### [Exercise description]
Copy out every line below that contains the string "Coleman", matching case exactly.

Region annotation records:
* start *

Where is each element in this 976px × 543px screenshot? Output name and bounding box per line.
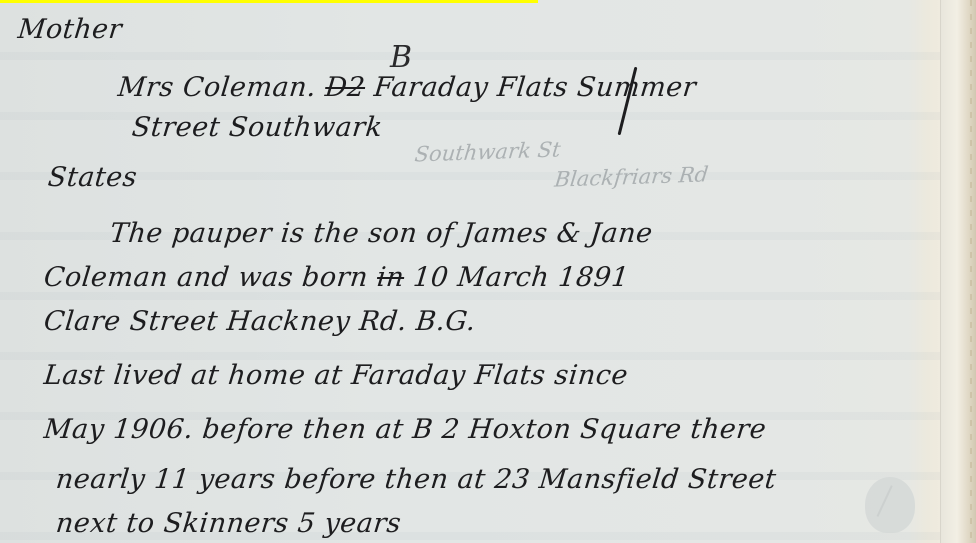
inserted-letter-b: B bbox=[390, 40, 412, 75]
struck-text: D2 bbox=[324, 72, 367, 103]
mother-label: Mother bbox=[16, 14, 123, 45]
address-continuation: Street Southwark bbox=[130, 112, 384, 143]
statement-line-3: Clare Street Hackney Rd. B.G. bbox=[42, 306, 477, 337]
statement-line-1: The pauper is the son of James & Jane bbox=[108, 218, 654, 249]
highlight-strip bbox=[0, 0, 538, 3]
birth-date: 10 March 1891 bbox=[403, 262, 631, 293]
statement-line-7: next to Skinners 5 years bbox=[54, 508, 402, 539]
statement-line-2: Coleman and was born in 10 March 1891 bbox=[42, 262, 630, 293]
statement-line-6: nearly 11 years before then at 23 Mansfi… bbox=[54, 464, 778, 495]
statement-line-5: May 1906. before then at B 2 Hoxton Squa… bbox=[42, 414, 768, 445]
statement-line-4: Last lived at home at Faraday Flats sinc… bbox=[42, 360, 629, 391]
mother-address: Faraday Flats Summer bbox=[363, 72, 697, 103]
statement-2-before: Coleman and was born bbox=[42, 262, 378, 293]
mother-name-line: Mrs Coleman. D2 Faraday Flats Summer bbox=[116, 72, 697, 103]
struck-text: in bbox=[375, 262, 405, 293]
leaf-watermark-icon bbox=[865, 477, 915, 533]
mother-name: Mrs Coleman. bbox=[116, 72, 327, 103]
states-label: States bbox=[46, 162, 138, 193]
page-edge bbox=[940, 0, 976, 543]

* end *

### [Result of this task]
statement-line-2: Coleman and was born in 10 March 1891 bbox=[42, 262, 630, 293]
statement-2-before: Coleman and was born bbox=[42, 262, 378, 293]
mother-name-line: Mrs Coleman. D2 Faraday Flats Summer bbox=[116, 72, 697, 103]
mother-name: Mrs Coleman. bbox=[116, 72, 327, 103]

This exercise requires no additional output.